= What the exercise asks =
Recast all the rows below as a numbered list, leaving out any blank lines.

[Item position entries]

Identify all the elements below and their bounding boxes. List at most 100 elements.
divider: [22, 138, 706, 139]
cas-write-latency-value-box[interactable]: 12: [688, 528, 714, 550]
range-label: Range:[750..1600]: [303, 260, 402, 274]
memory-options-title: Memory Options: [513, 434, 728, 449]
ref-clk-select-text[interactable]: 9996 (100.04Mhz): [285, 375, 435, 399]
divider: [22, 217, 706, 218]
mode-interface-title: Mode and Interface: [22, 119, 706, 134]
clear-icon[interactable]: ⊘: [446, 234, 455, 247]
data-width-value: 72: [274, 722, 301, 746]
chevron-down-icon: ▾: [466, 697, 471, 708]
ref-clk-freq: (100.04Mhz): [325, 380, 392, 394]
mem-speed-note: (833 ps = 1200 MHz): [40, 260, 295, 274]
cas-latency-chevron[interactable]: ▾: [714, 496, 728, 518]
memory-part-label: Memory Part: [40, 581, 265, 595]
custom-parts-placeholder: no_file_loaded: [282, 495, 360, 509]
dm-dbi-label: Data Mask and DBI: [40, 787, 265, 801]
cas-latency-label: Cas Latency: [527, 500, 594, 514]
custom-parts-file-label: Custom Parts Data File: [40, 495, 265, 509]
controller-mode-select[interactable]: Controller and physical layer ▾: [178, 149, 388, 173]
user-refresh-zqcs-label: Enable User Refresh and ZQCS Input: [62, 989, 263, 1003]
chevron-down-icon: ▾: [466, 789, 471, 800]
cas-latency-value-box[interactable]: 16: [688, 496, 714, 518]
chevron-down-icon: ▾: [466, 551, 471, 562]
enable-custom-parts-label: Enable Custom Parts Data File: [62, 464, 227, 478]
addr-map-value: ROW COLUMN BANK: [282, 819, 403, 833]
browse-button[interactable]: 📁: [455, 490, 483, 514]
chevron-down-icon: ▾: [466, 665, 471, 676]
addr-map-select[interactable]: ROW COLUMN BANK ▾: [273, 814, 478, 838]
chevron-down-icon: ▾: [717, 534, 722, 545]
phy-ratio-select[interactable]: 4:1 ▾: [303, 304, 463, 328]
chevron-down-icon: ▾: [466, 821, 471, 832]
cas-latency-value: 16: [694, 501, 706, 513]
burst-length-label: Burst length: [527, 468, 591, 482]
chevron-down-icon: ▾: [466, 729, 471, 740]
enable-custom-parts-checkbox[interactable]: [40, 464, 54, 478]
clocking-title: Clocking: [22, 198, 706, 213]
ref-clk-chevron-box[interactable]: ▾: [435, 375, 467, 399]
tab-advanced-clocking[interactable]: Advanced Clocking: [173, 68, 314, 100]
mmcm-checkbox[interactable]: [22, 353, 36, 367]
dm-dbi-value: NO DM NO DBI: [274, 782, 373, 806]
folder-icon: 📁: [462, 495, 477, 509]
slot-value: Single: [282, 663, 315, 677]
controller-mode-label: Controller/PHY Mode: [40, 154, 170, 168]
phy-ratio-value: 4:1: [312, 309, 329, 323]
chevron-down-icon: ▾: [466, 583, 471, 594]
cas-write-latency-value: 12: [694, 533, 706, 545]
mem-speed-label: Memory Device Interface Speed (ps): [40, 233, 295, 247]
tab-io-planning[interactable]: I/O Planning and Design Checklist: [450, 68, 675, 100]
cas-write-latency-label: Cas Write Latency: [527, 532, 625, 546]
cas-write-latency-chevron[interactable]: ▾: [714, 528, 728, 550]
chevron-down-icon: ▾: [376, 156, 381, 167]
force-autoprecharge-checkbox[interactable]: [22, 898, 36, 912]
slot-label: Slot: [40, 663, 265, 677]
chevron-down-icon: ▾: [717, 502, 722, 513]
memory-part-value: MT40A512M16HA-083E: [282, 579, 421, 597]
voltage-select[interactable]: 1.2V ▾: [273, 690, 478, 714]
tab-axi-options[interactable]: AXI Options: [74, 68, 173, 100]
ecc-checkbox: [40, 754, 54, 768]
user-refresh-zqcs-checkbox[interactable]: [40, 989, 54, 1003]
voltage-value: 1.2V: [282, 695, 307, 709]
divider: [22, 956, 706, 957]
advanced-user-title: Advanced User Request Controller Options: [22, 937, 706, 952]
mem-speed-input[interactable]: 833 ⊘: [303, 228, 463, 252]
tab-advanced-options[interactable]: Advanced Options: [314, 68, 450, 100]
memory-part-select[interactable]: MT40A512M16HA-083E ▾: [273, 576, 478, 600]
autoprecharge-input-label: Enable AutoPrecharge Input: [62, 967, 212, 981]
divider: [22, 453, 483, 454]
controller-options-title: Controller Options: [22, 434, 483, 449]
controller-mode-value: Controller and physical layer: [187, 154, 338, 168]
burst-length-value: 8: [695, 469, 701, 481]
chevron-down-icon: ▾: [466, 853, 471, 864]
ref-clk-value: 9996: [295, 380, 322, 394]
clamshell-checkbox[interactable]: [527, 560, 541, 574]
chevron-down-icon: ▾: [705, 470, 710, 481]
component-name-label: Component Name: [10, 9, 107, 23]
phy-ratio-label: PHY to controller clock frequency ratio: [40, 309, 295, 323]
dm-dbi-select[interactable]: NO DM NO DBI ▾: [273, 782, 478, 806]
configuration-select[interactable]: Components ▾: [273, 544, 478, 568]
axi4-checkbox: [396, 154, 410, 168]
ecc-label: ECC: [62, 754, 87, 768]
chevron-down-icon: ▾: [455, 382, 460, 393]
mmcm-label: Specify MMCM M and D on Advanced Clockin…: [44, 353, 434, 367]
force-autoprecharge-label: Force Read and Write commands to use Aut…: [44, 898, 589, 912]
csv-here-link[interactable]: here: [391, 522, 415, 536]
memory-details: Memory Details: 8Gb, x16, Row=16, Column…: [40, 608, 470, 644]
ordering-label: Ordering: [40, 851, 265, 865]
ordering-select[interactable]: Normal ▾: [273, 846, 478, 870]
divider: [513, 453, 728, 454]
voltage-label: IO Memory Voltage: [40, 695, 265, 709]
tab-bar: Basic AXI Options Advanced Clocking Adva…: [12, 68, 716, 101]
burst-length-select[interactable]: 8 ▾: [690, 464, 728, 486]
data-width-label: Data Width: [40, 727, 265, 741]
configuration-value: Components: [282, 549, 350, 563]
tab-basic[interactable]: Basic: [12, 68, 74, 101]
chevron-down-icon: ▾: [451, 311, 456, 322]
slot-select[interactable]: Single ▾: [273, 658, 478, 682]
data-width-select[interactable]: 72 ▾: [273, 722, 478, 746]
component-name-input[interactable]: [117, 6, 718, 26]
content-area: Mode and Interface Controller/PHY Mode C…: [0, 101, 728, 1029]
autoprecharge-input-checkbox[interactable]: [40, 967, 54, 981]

= Problem solution =
1. Identify all the elements below and their bounding boxes. List at most 100 elements.
2. divider: [22, 138, 706, 139]
3. cas-write-latency-value-box[interactable]: 12: [688, 528, 714, 550]
4. range-label: Range:[750..1600]: [303, 260, 402, 274]
5. memory-options-title: Memory Options: [513, 434, 728, 449]
6. ref-clk-select-text[interactable]: 9996 (100.04Mhz): [285, 375, 435, 399]
7. divider: [22, 217, 706, 218]
8. mode-interface-title: Mode and Interface: [22, 119, 706, 134]
9. clear-icon[interactable]: ⊘: [446, 234, 455, 247]
10. data-width-value: 72: [274, 722, 301, 746]
11. chevron-down-icon: ▾: [466, 697, 471, 708]
12. ref-clk-freq: (100.04Mhz): [325, 380, 392, 394]
13. mem-speed-note: (833 ps = 1200 MHz): [40, 260, 295, 274]
14. cas-latency-chevron[interactable]: ▾: [714, 496, 728, 518]
15. memory-part-label: Memory Part: [40, 581, 265, 595]
16. custom-parts-placeholder: no_file_loaded: [282, 495, 360, 509]
17. dm-dbi-label: Data Mask and DBI: [40, 787, 265, 801]
18. cas-latency-label: Cas Latency: [527, 500, 594, 514]
19. custom-parts-file-label: Custom Parts Data File: [40, 495, 265, 509]
20. controller-mode-select[interactable]: Controller and physical layer ▾: [178, 149, 388, 173]
21. user-refresh-zqcs-label: Enable User Refresh and ZQCS Input: [62, 989, 263, 1003]
22. chevron-down-icon: ▾: [466, 789, 471, 800]
23. cas-latency-value-box[interactable]: 16: [688, 496, 714, 518]
24. chevron-down-icon: ▾: [466, 551, 471, 562]
25. enable-custom-parts-label: Enable Custom Parts Data File: [62, 464, 227, 478]
26. addr-map-value: ROW COLUMN BANK: [282, 819, 403, 833]
27. browse-button[interactable]: 📁: [455, 490, 483, 514]
28. chevron-down-icon: ▾: [466, 665, 471, 676]
29. addr-map-select[interactable]: ROW COLUMN BANK ▾: [273, 814, 478, 838]
30. chevron-down-icon: ▾: [717, 534, 722, 545]
31. phy-ratio-select[interactable]: 4:1 ▾: [303, 304, 463, 328]
32. chevron-down-icon: ▾: [466, 821, 471, 832]
33. cas-latency-value: 16: [694, 501, 706, 513]
34. burst-length-label: Burst length: [527, 468, 591, 482]
35. chevron-down-icon: ▾: [466, 729, 471, 740]
36. enable-custom-parts-checkbox[interactable]: [40, 464, 54, 478]
37. clocking-title: Clocking: [22, 198, 706, 213]
38. ref-clk-chevron-box[interactable]: ▾: [435, 375, 467, 399]
39. tab-advanced-clocking[interactable]: Advanced Clocking: [173, 68, 314, 100]
40. mmcm-checkbox[interactable]: [22, 353, 36, 367]
41. dm-dbi-value: NO DM NO DBI: [274, 782, 373, 806]
42. folder-icon: 📁: [462, 495, 477, 509]
43. slot-value: Single: [282, 663, 315, 677]
44. controller-mode-label: Controller/PHY Mode: [40, 154, 170, 168]
45. phy-ratio-value: 4:1: [312, 309, 329, 323]
46. chevron-down-icon: ▾: [466, 583, 471, 594]
47. cas-write-latency-value: 12: [694, 533, 706, 545]
48. mem-speed-label: Memory Device Interface Speed (ps): [40, 233, 295, 247]
49. tab-io-planning[interactable]: I/O Planning and Design Checklist: [450, 68, 675, 100]
50. cas-write-latency-label: Cas Write Latency: [527, 532, 625, 546]
51. cas-write-latency-chevron[interactable]: ▾: [714, 528, 728, 550]
52. chevron-down-icon: ▾: [376, 156, 381, 167]
53. force-autoprecharge-checkbox[interactable]: [22, 898, 36, 912]
54. slot-label: Slot: [40, 663, 265, 677]
55. chevron-down-icon: ▾: [717, 502, 722, 513]
56. memory-part-value: MT40A512M16HA-083E: [282, 579, 421, 597]
57. voltage-select[interactable]: 1.2V ▾: [273, 690, 478, 714]
58. tab-axi-options[interactable]: AXI Options: [74, 68, 173, 100]
59. ecc-checkbox: [40, 754, 54, 768]
60. user-refresh-zqcs-checkbox[interactable]: [40, 989, 54, 1003]
61. voltage-value: 1.2V: [282, 695, 307, 709]
62. divider: [22, 956, 706, 957]
63. advanced-user-title: Advanced User Request Controller Options: [22, 937, 706, 952]
64. mem-speed-input[interactable]: 833 ⊘: [303, 228, 463, 252]
65. tab-advanced-options[interactable]: Advanced Options: [314, 68, 450, 100]
66. memory-part-select[interactable]: MT40A512M16HA-083E ▾: [273, 576, 478, 600]
67. autoprecharge-input-label: Enable AutoPrecharge Input: [62, 967, 212, 981]
68. divider: [22, 453, 483, 454]
69. controller-options-title: Controller Options: [22, 434, 483, 449]
70. controller-mode-value: Controller and physical layer: [187, 154, 338, 168]
71. burst-length-value: 8: [695, 469, 701, 481]
72. chevron-down-icon: ▾: [466, 853, 471, 864]
73. ref-clk-value: 9996: [295, 380, 322, 394]
74. clamshell-checkbox[interactable]: [527, 560, 541, 574]
75. chevron-down-icon: ▾: [705, 470, 710, 481]
76. component-name-label: Component Name: [10, 9, 107, 23]
77. phy-ratio-label: PHY to controller clock frequency ratio: [40, 309, 295, 323]
78. dm-dbi-select[interactable]: NO DM NO DBI ▾: [273, 782, 478, 806]
79. configuration-select[interactable]: Components ▾: [273, 544, 478, 568]
80. axi4-checkbox: [396, 154, 410, 168]
81. ecc-label: ECC: [62, 754, 87, 768]
82. chevron-down-icon: ▾: [455, 382, 460, 393]
83. mmcm-label: Specify MMCM M and D on Advanced Clockin…: [44, 353, 434, 367]
84. force-autoprecharge-label: Force Read and Write commands to use Aut…: [44, 898, 589, 912]
85. csv-here-link[interactable]: here: [391, 522, 415, 536]
86. memory-details: Memory Details: 8Gb, x16, Row=16, Column…: [40, 608, 470, 644]
87. ordering-label: Ordering: [40, 851, 265, 865]
88. ordering-select[interactable]: Normal ▾: [273, 846, 478, 870]
89. divider: [513, 453, 728, 454]
90. voltage-label: IO Memory Voltage: [40, 695, 265, 709]
91. tab-bar: Basic AXI Options Advanced Clocking Adva…: [12, 68, 716, 101]
92. burst-length-select[interactable]: 8 ▾: [690, 464, 728, 486]
93. data-width-label: Data Width: [40, 727, 265, 741]
94. configuration-value: Components: [282, 549, 350, 563]
95. tab-basic[interactable]: Basic: [12, 68, 74, 101]
96. chevron-down-icon: ▾: [451, 311, 456, 322]
97. slot-select[interactable]: Single ▾: [273, 658, 478, 682]
98. data-width-select[interactable]: 72 ▾: [273, 722, 478, 746]
99. component-name-input[interactable]: [117, 6, 718, 26]
100. content-area: Mode and Interface Controller/PHY Mode C…: [0, 101, 728, 1029]
101. autoprecharge-input-checkbox[interactable]: [40, 967, 54, 981]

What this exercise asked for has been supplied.